■ **WHAT YOU SHOULD DO**:
Go through the entries below and collect each line with the string "centros" in it.

[Data records]
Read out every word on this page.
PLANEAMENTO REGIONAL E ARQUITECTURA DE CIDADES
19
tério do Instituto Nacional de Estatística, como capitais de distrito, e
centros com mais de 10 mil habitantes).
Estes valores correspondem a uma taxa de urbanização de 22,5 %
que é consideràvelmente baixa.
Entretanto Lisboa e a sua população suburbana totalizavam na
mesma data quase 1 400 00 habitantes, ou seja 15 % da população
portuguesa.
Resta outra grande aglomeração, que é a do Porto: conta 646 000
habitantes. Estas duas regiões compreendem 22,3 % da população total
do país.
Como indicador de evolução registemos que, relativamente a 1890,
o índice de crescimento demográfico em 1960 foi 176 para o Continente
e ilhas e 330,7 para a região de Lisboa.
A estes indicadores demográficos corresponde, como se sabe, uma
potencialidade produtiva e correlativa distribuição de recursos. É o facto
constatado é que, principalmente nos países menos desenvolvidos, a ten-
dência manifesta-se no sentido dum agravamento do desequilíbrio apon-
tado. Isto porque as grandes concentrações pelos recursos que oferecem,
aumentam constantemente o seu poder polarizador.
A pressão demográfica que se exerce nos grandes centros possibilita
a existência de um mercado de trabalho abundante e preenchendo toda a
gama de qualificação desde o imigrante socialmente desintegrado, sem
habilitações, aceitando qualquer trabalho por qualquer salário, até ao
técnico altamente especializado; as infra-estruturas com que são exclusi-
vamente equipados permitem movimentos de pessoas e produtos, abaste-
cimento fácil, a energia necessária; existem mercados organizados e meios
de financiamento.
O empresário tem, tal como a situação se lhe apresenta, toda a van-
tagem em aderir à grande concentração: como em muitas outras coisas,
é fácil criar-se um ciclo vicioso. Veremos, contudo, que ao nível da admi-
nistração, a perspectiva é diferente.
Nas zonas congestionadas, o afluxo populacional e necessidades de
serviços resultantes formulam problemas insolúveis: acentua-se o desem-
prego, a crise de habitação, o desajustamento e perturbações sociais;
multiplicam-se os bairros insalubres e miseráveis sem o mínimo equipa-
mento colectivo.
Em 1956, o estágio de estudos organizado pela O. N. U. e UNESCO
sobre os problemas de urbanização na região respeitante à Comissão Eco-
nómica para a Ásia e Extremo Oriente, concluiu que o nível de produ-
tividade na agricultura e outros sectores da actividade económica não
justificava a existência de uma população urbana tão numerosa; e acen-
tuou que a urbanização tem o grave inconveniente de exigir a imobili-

■ **EXERCISE ANSWER**:
centros com mais de 10 mil habitantes).
A pressão demográfica que se exerce nos grandes centros possibilita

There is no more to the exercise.